▶ Instructions for the task:
Scan the material and copy every line in which "BB₁F" appears.

Stored records:

◇ ◇ ◇ ◇

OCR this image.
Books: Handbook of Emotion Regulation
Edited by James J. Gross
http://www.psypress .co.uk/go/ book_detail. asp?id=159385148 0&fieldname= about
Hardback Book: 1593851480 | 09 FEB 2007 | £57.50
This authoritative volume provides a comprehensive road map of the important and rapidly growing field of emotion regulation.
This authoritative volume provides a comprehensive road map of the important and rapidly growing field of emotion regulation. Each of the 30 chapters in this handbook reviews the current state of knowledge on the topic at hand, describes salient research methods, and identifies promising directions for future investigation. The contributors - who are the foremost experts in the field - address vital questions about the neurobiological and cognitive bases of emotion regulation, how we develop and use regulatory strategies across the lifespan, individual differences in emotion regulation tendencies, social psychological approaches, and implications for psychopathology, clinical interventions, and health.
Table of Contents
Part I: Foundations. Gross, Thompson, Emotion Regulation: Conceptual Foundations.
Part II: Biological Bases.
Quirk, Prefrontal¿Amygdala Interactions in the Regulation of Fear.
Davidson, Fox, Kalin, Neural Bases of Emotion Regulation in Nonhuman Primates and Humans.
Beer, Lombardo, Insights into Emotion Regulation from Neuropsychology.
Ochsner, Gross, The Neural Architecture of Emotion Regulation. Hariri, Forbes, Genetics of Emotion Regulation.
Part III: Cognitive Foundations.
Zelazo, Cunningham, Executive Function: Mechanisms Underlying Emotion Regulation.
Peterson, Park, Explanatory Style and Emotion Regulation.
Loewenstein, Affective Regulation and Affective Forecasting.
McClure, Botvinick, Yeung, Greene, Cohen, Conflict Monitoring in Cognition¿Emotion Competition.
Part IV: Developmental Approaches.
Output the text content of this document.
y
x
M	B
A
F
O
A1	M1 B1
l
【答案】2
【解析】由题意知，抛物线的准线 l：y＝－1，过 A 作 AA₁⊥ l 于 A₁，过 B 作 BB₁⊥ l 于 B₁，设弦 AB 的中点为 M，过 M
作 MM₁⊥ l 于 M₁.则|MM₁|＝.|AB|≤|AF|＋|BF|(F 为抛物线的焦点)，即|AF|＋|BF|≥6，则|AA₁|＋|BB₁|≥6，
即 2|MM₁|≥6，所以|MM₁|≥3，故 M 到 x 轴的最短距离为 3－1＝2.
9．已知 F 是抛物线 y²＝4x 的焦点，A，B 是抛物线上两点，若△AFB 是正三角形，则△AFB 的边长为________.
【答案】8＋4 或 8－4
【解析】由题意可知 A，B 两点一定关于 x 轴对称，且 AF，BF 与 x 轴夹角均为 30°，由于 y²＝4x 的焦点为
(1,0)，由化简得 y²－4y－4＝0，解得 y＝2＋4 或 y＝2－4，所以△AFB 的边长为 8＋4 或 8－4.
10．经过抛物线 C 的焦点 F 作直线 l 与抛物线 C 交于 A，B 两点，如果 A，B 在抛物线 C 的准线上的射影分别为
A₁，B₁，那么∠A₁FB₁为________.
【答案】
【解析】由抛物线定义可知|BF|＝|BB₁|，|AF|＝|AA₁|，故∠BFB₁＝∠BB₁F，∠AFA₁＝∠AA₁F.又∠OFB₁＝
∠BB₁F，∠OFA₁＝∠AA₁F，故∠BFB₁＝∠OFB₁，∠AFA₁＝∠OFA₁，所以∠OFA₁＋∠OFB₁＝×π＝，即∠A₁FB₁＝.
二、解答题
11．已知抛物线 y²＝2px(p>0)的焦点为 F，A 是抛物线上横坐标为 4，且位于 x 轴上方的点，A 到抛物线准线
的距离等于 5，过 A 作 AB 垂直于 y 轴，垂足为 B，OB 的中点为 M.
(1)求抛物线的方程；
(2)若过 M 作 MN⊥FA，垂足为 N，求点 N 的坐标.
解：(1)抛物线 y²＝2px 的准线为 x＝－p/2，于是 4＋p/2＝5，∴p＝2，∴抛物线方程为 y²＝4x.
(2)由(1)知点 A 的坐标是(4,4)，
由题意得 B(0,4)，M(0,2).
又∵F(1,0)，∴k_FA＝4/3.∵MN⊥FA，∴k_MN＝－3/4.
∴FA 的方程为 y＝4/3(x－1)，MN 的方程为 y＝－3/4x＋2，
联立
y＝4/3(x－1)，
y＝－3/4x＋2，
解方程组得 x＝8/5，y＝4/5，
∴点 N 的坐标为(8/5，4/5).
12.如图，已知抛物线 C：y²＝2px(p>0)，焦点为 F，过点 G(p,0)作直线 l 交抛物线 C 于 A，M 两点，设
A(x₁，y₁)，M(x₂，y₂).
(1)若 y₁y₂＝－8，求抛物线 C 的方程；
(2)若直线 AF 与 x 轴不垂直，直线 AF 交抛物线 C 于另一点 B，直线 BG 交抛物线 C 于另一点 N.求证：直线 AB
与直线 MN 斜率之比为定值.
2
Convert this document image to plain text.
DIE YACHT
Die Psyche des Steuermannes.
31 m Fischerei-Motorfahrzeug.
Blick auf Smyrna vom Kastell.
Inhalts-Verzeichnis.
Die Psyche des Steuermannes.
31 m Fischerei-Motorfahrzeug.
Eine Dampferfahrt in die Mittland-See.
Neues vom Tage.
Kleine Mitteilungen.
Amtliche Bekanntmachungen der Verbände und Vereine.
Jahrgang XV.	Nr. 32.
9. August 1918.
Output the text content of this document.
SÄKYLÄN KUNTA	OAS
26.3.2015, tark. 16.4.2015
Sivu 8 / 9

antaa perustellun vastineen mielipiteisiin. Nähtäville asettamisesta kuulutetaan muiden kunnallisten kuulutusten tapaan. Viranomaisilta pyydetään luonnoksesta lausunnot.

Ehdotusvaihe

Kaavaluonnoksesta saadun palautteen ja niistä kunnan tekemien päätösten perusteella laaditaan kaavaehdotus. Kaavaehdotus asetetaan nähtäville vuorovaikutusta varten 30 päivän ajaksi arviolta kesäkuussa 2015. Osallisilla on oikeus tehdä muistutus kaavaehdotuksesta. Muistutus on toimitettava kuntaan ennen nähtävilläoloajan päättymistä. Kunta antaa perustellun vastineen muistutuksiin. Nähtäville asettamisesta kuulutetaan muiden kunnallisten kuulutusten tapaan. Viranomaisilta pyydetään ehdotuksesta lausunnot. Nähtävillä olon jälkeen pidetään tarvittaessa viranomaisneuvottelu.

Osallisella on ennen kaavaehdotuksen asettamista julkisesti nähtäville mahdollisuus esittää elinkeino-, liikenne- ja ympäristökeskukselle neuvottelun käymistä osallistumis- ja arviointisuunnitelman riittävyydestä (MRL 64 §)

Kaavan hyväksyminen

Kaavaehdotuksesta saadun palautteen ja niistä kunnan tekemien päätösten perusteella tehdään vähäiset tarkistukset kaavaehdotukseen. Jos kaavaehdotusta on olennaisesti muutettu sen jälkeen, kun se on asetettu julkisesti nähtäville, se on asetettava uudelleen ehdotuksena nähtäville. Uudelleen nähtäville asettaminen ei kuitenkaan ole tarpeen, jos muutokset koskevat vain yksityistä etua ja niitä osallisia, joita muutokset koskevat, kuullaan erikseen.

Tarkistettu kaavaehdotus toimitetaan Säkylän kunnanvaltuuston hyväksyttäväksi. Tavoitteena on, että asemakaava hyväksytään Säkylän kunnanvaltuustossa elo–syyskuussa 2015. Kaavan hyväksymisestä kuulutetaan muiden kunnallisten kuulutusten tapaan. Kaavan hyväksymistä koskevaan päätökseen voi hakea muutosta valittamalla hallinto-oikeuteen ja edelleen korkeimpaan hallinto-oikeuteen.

◇ ◇ ◇ ◇

▶ Exercise result:
【解析】由抛物线定义可知|BF|＝|BB₁|，|AF|＝|AA₁|，故∠BFB₁＝∠BB₁F，∠AFA₁＝∠AA₁F.又∠OFB₁＝
∠BB₁F，∠OFA₁＝∠AA₁F，故∠BFB₁＝∠OFB₁，∠AFA₁＝∠OFA₁，所以∠OFA₁＋∠OFB₁＝×π＝，即∠A₁FB₁＝.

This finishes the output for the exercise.